*TASK OBJECTIVE*
Locate the word "JSON" in the entries below, then gather every line that holds it.

*DATA SUPPLIED*

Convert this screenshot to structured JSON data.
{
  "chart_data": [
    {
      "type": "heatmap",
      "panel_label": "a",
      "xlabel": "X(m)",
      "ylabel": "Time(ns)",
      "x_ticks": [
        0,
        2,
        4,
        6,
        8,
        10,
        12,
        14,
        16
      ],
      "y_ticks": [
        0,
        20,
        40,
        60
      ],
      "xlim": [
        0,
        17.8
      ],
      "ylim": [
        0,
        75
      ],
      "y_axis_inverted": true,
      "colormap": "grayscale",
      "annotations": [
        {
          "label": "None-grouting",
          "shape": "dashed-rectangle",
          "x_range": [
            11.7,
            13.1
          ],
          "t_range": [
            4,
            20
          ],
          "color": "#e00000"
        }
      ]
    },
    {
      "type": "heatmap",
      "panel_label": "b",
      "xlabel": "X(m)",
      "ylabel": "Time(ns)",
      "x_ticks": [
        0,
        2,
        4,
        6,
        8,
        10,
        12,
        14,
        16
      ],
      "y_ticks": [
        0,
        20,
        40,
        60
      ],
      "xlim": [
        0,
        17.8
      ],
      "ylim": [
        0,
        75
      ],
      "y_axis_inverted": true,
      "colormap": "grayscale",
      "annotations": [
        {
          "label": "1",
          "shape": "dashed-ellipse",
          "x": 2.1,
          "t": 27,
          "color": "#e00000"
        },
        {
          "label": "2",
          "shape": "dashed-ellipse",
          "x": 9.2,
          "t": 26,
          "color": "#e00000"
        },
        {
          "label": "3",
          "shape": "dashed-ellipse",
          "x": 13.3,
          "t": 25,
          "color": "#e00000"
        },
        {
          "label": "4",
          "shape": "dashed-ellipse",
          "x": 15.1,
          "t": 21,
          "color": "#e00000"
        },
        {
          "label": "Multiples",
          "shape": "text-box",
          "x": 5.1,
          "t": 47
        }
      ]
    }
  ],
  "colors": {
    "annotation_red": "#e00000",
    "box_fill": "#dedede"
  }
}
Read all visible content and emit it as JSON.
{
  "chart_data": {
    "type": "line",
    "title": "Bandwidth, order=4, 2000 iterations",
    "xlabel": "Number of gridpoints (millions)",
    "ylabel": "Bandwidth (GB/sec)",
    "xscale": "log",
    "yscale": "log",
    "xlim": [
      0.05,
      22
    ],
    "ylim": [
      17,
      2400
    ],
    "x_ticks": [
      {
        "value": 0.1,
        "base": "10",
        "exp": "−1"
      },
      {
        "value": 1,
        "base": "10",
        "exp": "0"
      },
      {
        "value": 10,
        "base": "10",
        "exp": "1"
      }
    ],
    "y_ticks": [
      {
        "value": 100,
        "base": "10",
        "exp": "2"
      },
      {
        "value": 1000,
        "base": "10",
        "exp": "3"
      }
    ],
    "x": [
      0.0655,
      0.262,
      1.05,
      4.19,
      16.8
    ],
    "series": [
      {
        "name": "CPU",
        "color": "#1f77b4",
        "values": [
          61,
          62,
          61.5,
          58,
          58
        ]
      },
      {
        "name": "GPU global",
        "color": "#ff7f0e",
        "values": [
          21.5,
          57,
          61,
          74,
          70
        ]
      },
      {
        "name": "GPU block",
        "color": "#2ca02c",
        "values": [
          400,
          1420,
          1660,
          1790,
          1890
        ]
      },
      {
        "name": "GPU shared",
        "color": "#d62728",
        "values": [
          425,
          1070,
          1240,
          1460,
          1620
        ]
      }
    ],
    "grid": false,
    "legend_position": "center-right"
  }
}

*RESPONSE*
Convert this screenshot to structured JSON data.
Read all visible content and emit it as JSON.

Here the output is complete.